Data rows —
• • •
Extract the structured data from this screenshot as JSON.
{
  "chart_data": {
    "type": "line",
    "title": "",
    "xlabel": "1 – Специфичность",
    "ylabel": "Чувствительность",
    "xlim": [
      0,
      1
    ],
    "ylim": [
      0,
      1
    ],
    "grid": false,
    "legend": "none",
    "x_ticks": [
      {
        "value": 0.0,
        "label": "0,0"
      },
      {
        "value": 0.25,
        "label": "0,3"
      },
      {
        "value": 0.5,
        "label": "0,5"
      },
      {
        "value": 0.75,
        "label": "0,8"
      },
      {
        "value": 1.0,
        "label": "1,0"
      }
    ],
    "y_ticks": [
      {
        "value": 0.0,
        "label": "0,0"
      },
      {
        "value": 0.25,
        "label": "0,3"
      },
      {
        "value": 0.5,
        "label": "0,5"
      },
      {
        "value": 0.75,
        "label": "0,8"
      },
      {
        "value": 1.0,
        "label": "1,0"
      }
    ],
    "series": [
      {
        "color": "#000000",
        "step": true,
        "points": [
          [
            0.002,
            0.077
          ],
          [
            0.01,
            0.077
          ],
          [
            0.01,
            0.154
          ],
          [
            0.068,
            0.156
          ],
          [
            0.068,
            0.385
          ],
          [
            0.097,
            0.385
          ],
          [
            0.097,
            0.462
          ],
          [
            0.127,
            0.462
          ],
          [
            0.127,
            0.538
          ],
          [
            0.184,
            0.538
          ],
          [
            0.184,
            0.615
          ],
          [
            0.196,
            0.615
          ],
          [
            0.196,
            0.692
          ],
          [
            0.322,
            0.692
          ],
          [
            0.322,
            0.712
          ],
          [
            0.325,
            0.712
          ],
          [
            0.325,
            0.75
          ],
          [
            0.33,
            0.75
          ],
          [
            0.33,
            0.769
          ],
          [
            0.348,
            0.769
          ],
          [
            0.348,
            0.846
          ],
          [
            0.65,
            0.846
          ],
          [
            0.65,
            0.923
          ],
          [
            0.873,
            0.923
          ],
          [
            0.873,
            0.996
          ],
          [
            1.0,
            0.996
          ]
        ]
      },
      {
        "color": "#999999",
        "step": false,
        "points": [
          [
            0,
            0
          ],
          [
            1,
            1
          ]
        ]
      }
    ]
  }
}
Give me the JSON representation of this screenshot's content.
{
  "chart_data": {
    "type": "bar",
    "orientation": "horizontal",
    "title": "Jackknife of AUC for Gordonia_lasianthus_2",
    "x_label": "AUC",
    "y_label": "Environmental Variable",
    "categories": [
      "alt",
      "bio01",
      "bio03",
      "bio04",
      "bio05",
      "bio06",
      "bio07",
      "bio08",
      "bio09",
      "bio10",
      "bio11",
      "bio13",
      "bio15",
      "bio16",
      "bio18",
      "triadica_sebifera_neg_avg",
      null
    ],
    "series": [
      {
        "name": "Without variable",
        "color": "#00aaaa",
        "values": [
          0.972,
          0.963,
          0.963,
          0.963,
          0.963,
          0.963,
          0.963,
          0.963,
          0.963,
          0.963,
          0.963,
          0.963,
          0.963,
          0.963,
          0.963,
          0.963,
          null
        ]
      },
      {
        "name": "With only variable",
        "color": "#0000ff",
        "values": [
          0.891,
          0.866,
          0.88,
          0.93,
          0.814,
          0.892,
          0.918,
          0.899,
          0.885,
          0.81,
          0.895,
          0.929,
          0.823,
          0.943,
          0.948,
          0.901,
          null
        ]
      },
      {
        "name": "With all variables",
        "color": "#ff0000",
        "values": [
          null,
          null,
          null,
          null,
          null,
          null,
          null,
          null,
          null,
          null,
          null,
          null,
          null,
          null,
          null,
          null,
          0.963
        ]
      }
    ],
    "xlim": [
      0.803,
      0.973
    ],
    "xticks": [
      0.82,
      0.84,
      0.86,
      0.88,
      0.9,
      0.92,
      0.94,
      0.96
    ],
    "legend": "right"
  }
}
• • •
Exercise prompt — Going through the data above, count the lines where the string "name" appears, and answer with only that number.

Reply to the exercise — 3